Identify the lines bearing the string "Report" and gather them.

Records provided:
####################

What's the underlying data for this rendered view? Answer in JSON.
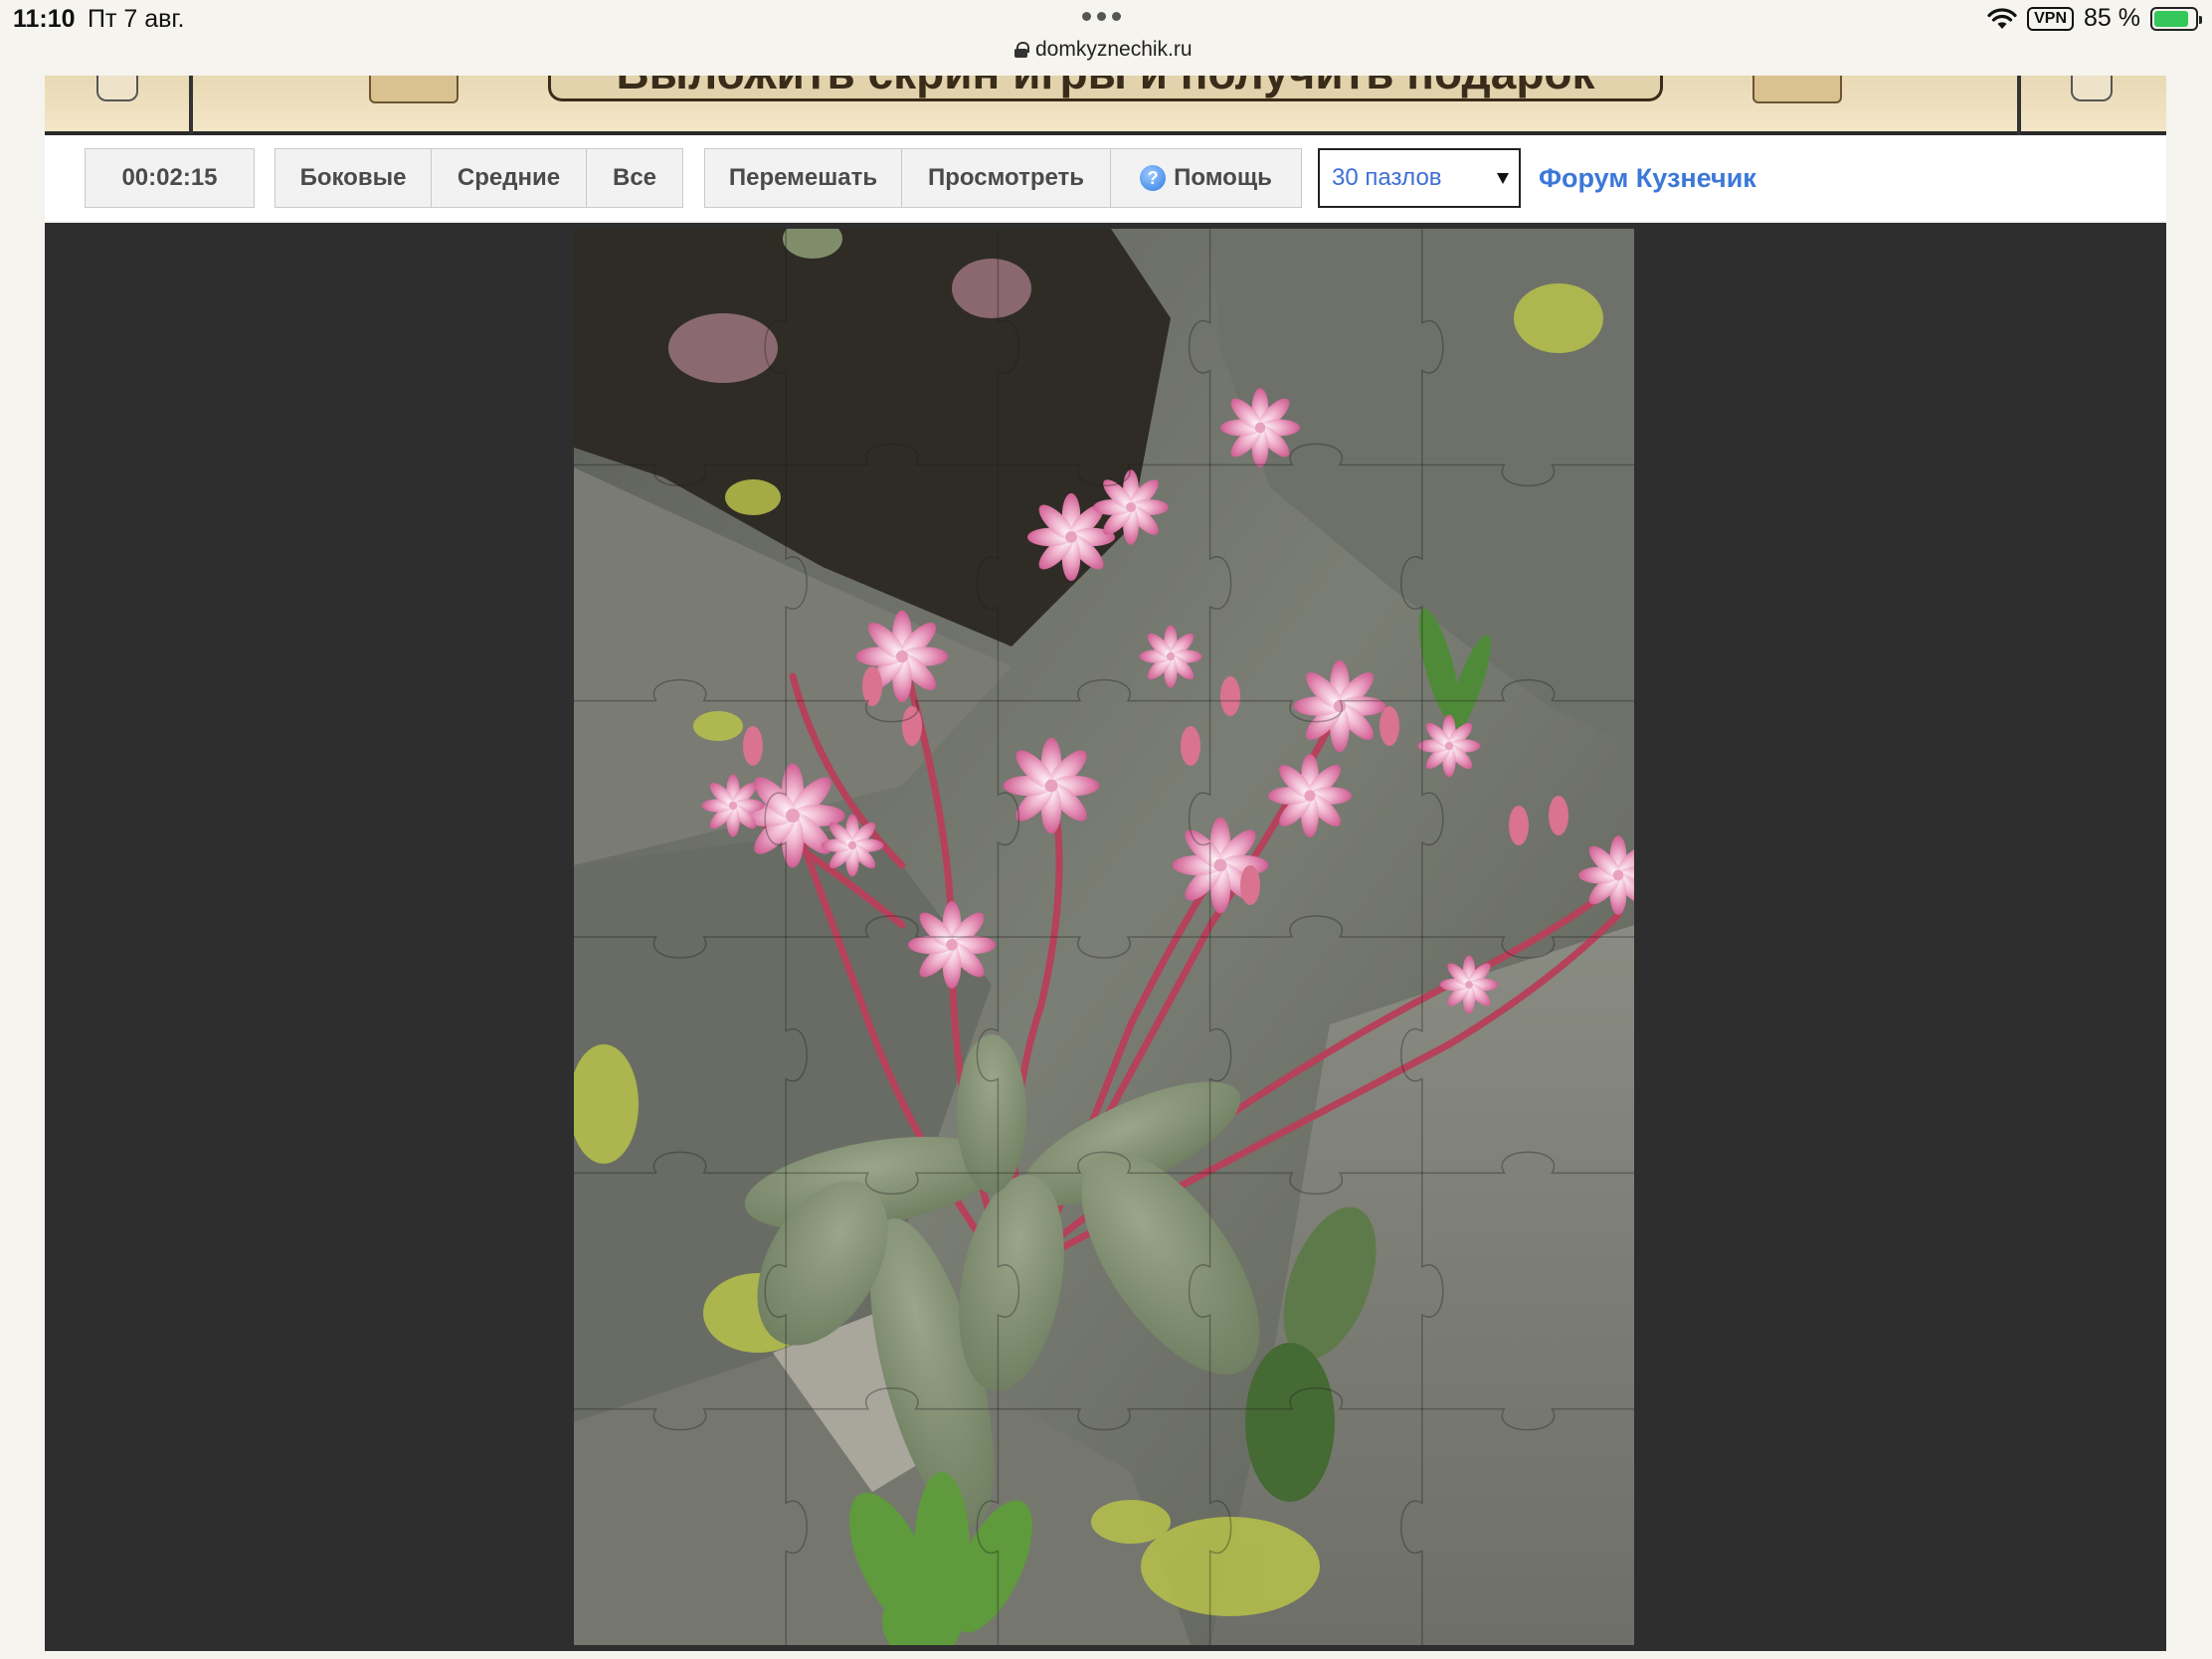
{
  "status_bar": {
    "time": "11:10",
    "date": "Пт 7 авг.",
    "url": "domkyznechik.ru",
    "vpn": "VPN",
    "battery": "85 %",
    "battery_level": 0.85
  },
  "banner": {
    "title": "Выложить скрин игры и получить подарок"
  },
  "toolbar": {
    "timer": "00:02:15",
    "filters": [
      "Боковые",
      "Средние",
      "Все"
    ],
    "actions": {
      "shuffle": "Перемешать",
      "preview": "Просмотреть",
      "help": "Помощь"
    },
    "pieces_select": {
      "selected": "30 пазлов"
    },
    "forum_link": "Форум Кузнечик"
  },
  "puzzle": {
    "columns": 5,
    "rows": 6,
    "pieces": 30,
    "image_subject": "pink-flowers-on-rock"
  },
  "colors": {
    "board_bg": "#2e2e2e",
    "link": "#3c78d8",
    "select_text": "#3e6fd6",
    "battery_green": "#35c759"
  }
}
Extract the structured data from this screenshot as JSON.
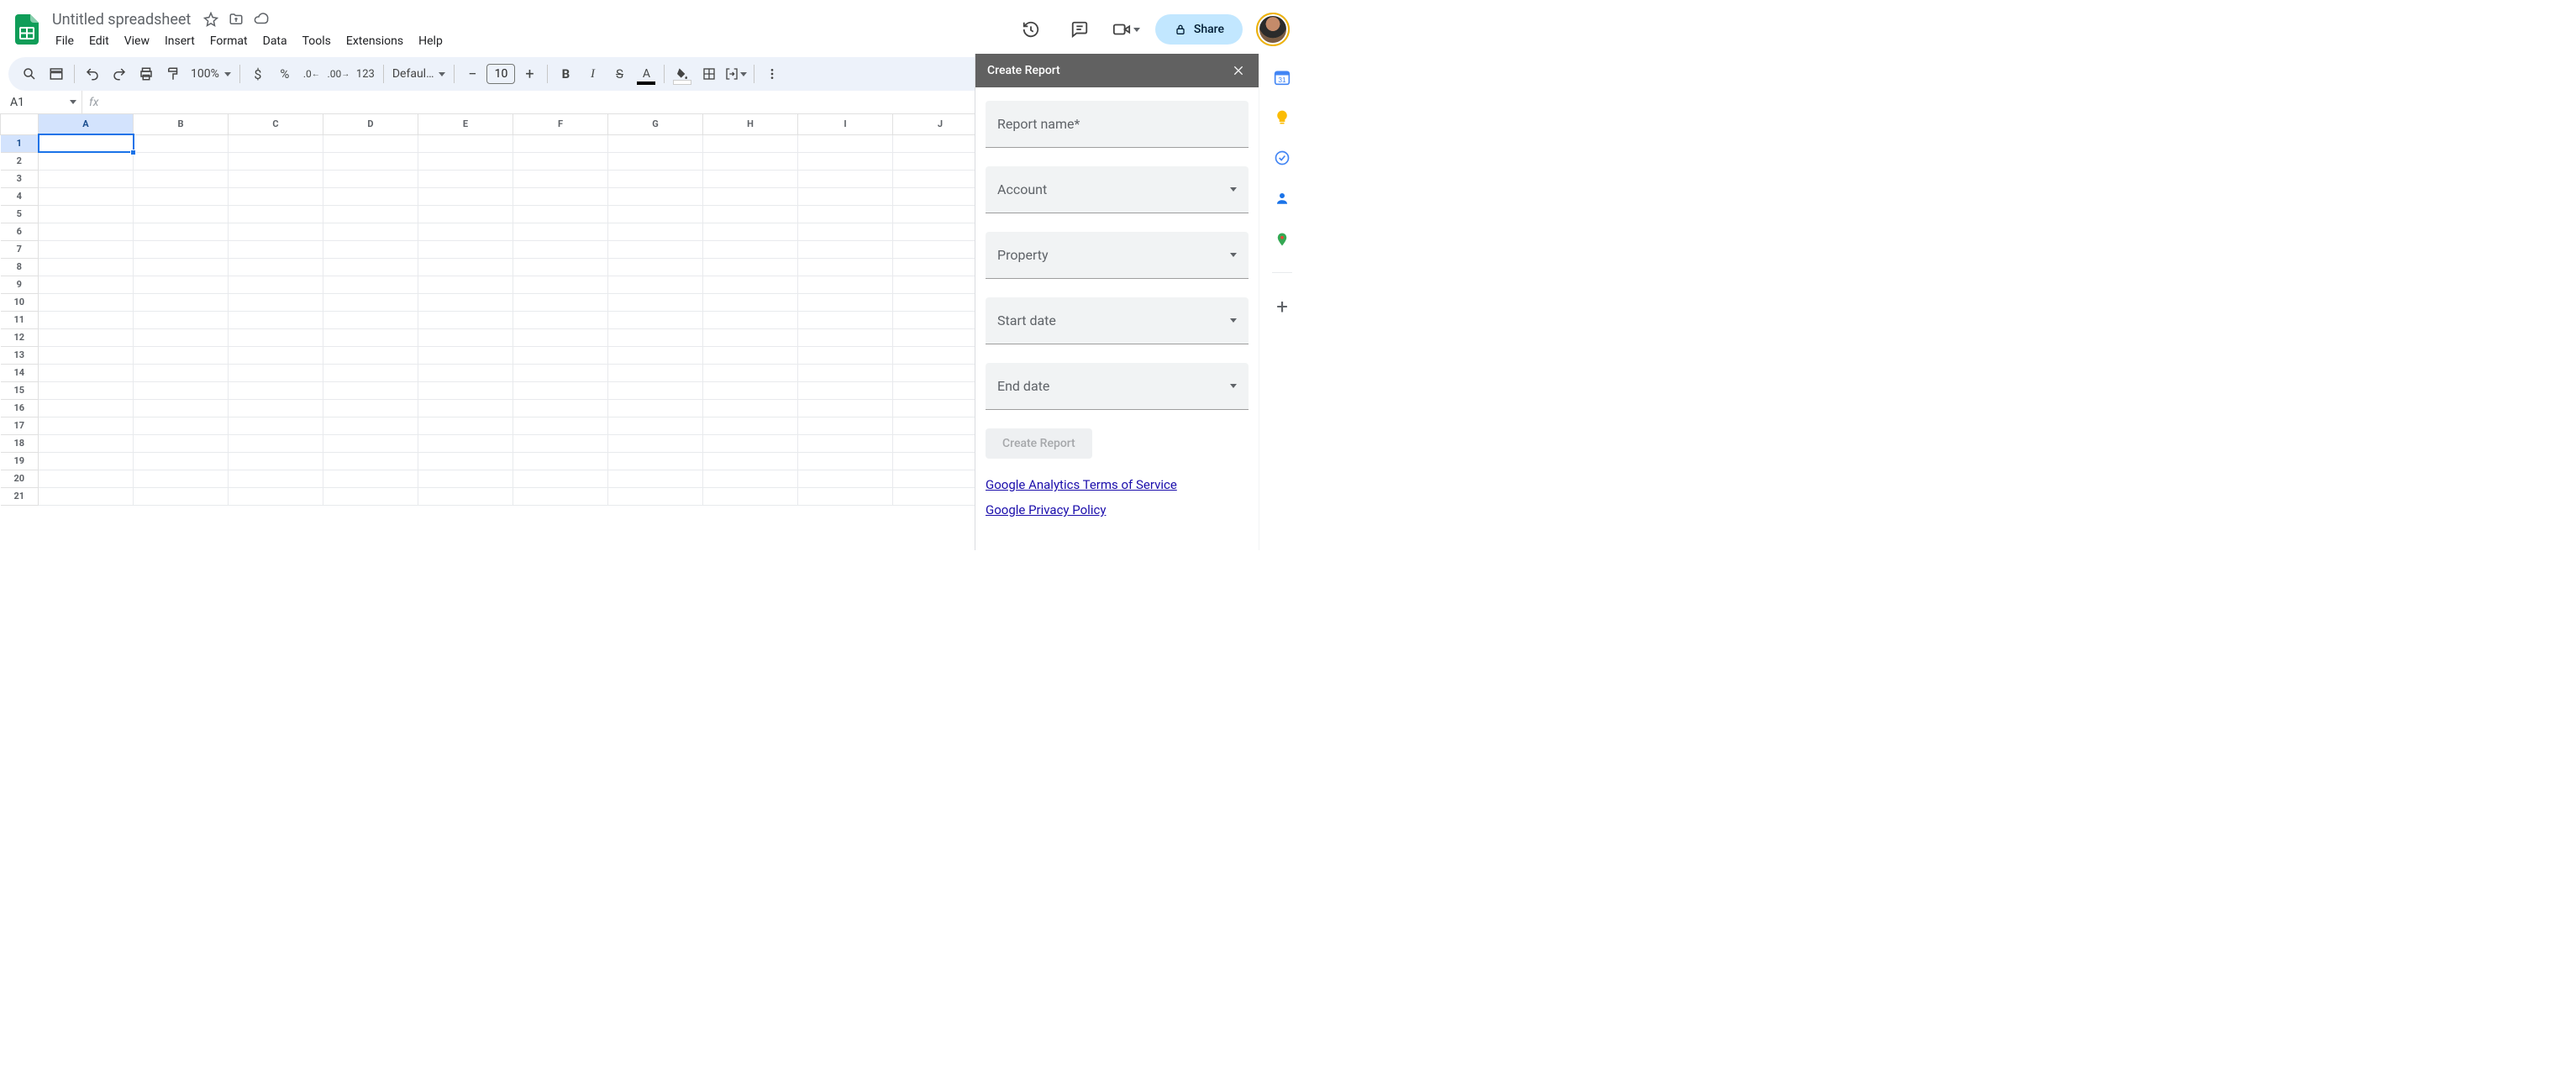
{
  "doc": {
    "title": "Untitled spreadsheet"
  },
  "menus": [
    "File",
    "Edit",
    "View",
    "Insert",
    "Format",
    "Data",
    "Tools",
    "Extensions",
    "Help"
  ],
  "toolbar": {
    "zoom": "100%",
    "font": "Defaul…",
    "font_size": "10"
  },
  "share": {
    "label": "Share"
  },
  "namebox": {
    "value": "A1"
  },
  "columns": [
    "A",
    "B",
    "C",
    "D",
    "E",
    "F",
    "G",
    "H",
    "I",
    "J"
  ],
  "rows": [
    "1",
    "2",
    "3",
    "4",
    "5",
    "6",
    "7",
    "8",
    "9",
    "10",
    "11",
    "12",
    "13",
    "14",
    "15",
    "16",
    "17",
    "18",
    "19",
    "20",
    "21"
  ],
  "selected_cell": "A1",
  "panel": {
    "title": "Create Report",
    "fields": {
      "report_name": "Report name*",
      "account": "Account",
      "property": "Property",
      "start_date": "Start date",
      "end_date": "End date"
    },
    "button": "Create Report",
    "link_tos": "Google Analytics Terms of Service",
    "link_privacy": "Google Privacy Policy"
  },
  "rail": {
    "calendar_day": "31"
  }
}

####################

Finished answer:
    "title": "Create Report",
      "report_name": "Report name*",
    "button": "Create Report",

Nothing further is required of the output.